▸ **Task details**: Separate out the lines that hold "JSON".

▸ **Items**:
•••••

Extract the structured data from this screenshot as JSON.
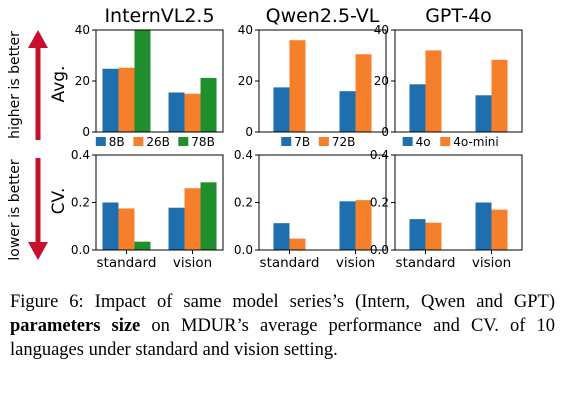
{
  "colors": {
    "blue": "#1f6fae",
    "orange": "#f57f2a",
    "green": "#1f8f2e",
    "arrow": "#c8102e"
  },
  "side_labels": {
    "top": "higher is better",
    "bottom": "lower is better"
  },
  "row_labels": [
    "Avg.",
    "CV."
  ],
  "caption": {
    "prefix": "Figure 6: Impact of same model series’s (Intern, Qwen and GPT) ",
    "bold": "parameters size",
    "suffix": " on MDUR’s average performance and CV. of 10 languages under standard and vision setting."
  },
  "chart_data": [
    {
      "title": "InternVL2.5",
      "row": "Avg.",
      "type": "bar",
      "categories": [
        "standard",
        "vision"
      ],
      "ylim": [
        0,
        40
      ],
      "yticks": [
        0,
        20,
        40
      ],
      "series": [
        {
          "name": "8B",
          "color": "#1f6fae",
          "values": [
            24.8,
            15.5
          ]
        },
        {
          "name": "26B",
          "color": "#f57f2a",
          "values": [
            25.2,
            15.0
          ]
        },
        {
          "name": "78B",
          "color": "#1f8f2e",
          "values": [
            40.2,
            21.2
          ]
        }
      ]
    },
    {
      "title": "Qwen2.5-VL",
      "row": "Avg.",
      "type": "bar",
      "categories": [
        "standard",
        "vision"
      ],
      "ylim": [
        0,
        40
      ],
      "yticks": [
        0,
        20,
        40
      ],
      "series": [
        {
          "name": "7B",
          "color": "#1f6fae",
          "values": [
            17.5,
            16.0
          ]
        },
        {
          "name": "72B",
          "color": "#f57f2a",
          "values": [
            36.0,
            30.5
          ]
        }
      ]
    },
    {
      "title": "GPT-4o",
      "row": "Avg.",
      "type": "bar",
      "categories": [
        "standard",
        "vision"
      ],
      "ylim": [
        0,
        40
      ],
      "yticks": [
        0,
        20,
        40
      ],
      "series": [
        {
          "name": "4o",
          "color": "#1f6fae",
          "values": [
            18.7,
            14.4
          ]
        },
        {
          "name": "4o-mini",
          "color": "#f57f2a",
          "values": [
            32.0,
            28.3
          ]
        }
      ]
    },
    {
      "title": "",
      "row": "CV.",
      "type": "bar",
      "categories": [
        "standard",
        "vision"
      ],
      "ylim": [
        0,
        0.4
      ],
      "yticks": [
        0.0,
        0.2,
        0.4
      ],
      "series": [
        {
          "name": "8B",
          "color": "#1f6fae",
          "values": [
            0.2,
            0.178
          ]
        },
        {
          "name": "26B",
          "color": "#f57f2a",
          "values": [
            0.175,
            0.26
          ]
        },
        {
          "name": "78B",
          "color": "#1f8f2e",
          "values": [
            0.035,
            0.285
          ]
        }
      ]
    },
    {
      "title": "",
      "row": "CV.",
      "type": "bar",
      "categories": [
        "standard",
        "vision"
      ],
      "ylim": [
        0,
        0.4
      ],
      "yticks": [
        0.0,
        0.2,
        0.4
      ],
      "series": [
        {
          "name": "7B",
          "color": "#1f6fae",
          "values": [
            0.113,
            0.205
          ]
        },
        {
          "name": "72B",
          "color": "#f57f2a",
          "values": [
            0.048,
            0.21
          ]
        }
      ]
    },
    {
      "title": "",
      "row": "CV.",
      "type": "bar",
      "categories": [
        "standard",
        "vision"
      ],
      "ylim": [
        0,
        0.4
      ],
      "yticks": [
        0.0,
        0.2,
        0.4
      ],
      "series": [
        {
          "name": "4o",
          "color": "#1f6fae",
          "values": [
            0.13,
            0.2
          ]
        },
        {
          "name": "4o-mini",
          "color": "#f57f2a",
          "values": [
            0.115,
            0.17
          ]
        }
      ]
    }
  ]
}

•••••

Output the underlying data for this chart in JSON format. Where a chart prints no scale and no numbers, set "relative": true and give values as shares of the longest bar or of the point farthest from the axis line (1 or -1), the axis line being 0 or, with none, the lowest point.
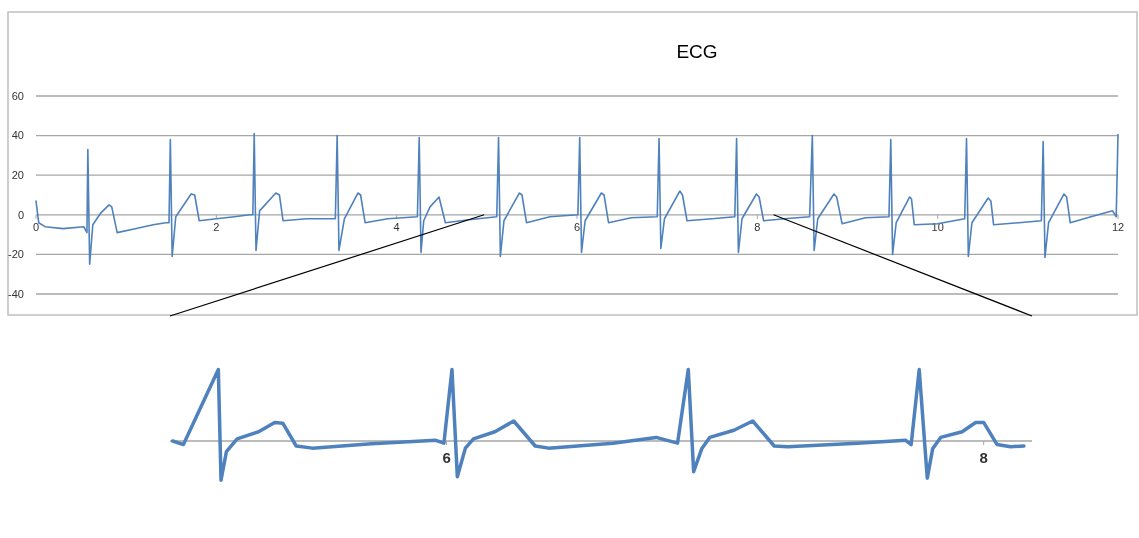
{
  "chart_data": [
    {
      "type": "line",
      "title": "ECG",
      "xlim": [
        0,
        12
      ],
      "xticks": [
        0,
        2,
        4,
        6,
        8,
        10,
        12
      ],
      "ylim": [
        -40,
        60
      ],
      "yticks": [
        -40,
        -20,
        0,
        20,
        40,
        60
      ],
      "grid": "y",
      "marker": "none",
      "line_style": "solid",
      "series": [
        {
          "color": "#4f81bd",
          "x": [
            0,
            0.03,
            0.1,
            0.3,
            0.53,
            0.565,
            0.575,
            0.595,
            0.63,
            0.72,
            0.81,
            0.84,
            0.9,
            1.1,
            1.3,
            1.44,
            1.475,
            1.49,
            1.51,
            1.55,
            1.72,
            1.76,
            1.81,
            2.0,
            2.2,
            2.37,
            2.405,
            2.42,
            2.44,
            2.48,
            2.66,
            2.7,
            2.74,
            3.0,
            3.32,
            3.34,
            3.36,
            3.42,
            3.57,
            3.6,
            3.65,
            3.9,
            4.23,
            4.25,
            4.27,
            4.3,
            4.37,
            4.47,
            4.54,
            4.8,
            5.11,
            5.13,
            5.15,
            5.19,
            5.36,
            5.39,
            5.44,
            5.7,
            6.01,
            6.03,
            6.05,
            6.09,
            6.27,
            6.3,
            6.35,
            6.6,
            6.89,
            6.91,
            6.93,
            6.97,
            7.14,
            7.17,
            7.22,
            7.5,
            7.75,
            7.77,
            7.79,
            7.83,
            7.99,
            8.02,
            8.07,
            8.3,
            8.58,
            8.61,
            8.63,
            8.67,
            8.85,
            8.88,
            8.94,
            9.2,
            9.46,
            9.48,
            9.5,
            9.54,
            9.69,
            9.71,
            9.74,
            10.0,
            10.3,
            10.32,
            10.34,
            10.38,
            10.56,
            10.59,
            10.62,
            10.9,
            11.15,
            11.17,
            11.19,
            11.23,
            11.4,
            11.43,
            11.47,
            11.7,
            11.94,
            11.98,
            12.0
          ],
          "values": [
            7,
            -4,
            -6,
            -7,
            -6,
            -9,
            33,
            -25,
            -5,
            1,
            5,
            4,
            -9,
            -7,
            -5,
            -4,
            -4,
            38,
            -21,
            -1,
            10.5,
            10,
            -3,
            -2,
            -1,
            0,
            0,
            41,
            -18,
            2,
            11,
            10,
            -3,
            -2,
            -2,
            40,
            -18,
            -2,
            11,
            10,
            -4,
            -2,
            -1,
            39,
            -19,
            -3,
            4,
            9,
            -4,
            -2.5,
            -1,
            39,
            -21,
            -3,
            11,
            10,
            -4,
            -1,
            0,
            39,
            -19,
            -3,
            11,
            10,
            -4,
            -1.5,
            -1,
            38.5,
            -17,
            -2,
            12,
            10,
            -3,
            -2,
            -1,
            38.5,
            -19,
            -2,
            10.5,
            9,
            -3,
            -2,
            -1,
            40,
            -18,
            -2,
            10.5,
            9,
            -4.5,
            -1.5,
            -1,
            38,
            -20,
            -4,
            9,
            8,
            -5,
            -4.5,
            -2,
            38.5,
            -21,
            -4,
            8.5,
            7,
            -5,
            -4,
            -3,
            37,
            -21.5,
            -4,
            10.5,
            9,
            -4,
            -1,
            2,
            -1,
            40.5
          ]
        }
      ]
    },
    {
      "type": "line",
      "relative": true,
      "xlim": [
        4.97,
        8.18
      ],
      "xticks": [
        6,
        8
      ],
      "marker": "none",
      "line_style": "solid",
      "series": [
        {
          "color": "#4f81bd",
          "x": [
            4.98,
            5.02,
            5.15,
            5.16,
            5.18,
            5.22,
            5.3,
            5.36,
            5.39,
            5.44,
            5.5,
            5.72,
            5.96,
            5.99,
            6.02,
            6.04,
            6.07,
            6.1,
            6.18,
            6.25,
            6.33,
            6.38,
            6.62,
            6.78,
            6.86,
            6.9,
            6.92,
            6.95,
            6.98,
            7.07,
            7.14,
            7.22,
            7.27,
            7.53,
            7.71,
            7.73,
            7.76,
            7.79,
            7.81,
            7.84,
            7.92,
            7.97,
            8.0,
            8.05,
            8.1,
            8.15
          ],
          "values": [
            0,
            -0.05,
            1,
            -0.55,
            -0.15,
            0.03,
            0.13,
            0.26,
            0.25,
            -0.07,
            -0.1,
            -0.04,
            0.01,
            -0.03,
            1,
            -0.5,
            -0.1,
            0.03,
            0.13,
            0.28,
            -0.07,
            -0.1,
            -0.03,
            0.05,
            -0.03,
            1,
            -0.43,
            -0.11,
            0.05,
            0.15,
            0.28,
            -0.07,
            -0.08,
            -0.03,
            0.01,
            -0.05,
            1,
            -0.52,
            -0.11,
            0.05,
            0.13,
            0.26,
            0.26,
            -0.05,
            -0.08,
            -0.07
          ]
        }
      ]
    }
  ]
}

•••••

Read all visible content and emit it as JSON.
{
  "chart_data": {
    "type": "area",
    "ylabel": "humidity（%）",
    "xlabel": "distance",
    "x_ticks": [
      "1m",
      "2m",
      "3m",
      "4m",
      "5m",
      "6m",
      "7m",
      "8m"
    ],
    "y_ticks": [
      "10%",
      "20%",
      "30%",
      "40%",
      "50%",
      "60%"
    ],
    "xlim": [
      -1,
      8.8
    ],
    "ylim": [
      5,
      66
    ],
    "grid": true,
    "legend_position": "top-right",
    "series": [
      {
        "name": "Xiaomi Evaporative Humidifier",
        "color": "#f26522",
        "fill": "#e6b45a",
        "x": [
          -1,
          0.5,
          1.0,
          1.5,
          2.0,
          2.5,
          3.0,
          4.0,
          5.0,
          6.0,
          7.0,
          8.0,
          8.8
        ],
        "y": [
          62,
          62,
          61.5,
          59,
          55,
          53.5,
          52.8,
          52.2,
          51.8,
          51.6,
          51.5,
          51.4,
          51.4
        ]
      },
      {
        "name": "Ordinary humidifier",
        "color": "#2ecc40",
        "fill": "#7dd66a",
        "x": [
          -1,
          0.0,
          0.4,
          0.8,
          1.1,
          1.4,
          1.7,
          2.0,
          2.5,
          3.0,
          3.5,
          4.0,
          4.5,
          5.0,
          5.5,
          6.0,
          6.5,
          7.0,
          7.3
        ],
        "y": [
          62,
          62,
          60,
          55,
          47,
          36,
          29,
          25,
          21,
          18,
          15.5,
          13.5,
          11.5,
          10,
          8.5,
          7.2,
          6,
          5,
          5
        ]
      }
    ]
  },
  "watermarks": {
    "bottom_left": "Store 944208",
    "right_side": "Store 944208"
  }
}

•••••

▸ **The solution**:
Extract the structured data from this screenshot as JSON.
Output the underlying data for this chart in JSON format. Where a chart prints no scale and no numbers, set "relative": true and give values as shares of the longest bar or of the point farthest from the axis line (1 or -1), the axis line being 0 or, with none, the lowest point.
Read all visible content and emit it as JSON.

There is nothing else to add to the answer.